Without changing a character, return the entries, but not the images they hold.

▽

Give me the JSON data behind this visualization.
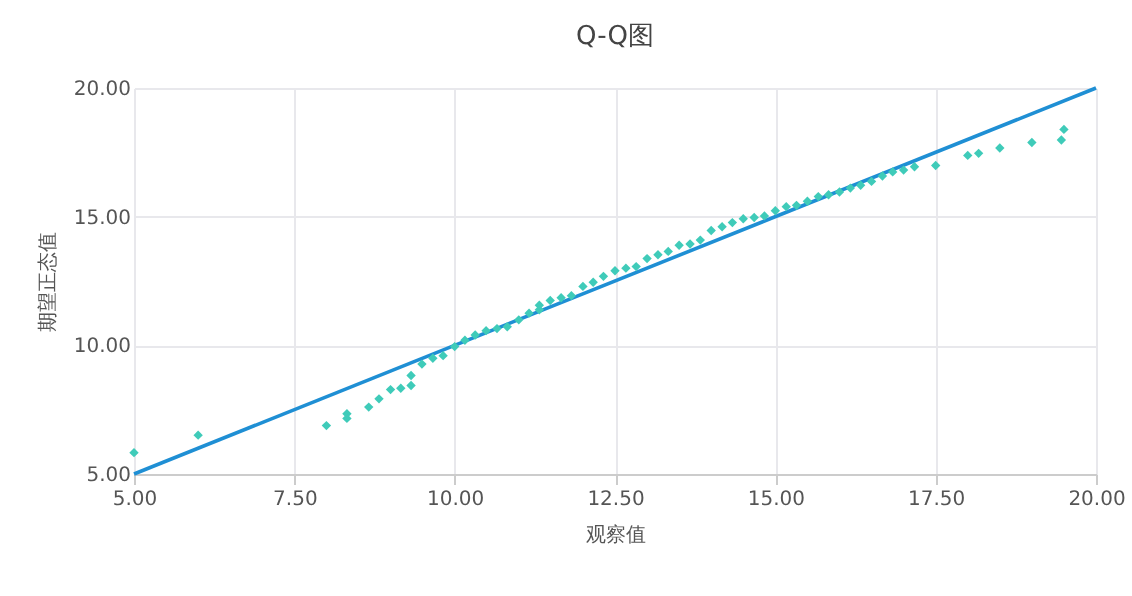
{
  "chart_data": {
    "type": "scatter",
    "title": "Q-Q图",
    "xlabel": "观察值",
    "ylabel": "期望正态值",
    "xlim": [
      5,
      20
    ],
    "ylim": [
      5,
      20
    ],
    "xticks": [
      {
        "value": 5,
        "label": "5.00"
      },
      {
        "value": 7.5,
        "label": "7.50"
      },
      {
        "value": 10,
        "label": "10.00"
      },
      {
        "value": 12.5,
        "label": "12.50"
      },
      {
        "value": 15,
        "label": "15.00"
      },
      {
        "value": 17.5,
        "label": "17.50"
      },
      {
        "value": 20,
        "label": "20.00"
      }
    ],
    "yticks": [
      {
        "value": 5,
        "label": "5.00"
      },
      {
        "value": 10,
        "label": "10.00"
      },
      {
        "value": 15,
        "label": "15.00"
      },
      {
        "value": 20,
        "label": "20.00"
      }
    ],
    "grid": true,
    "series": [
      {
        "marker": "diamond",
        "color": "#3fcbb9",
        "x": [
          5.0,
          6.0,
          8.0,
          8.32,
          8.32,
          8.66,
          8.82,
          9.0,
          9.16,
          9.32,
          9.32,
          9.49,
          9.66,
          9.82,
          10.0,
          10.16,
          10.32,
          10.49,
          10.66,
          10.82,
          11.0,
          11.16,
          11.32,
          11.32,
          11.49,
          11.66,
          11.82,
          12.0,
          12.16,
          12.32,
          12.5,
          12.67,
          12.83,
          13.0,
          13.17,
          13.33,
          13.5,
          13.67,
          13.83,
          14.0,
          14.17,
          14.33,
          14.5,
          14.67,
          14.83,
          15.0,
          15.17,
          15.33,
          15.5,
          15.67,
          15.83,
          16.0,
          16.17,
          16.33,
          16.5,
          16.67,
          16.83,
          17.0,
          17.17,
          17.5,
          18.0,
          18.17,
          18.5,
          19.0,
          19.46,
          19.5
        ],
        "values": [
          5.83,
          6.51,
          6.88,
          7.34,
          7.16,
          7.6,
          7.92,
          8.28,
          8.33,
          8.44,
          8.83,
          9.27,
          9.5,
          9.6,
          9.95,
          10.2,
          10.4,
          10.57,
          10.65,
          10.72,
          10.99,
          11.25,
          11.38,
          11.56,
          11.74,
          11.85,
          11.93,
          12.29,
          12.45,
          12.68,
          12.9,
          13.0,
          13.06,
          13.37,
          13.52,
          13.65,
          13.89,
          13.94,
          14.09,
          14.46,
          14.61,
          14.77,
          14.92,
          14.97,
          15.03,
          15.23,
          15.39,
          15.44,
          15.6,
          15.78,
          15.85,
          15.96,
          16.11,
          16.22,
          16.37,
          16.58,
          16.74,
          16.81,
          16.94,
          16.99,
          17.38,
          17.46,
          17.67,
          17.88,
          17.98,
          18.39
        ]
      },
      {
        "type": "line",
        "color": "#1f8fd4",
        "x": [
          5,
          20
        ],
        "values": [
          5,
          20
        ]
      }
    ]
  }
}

△

Correct output:
Give me the JSON data behind this visualization.
{
  "chart_data": {
    "type": "scatter",
    "title": "Q-Q图",
    "xlabel": "观察值",
    "ylabel": "期望正态值",
    "xlim": [
      5,
      20
    ],
    "ylim": [
      5,
      20
    ],
    "xticks": [
      {
        "value": 5,
        "label": "5.00"
      },
      {
        "value": 7.5,
        "label": "7.50"
      },
      {
        "value": 10,
        "label": "10.00"
      },
      {
        "value": 12.5,
        "label": "12.50"
      },
      {
        "value": 15,
        "label": "15.00"
      },
      {
        "value": 17.5,
        "label": "17.50"
      },
      {
        "value": 20,
        "label": "20.00"
      }
    ],
    "yticks": [
      {
        "value": 5,
        "label": "5.00"
      },
      {
        "value": 10,
        "label": "10.00"
      },
      {
        "value": 15,
        "label": "15.00"
      },
      {
        "value": 20,
        "label": "20.00"
      }
    ],
    "grid": true,
    "series": [
      {
        "marker": "diamond",
        "color": "#3fcbb9",
        "x": [
          5.0,
          6.0,
          8.0,
          8.32,
          8.32,
          8.66,
          8.82,
          9.0,
          9.16,
          9.32,
          9.32,
          9.49,
          9.66,
          9.82,
          10.0,
          10.16,
          10.32,
          10.49,
          10.66,
          10.82,
          11.0,
          11.16,
          11.32,
          11.32,
          11.49,
          11.66,
          11.82,
          12.0,
          12.16,
          12.32,
          12.5,
          12.67,
          12.83,
          13.0,
          13.17,
          13.33,
          13.5,
          13.67,
          13.83,
          14.0,
          14.17,
          14.33,
          14.5,
          14.67,
          14.83,
          15.0,
          15.17,
          15.33,
          15.5,
          15.67,
          15.83,
          16.0,
          16.17,
          16.33,
          16.5,
          16.67,
          16.83,
          17.0,
          17.17,
          17.5,
          18.0,
          18.17,
          18.5,
          19.0,
          19.46,
          19.5
        ],
        "values": [
          5.83,
          6.51,
          6.88,
          7.34,
          7.16,
          7.6,
          7.92,
          8.28,
          8.33,
          8.44,
          8.83,
          9.27,
          9.5,
          9.6,
          9.95,
          10.2,
          10.4,
          10.57,
          10.65,
          10.72,
          10.99,
          11.25,
          11.38,
          11.56,
          11.74,
          11.85,
          11.93,
          12.29,
          12.45,
          12.68,
          12.9,
          13.0,
          13.06,
          13.37,
          13.52,
          13.65,
          13.89,
          13.94,
          14.09,
          14.46,
          14.61,
          14.77,
          14.92,
          14.97,
          15.03,
          15.23,
          15.39,
          15.44,
          15.6,
          15.78,
          15.85,
          15.96,
          16.11,
          16.22,
          16.37,
          16.58,
          16.74,
          16.81,
          16.94,
          16.99,
          17.38,
          17.46,
          17.67,
          17.88,
          17.98,
          18.39
        ]
      },
      {
        "type": "line",
        "color": "#1f8fd4",
        "x": [
          5,
          20
        ],
        "values": [
          5,
          20
        ]
      }
    ]
  }
}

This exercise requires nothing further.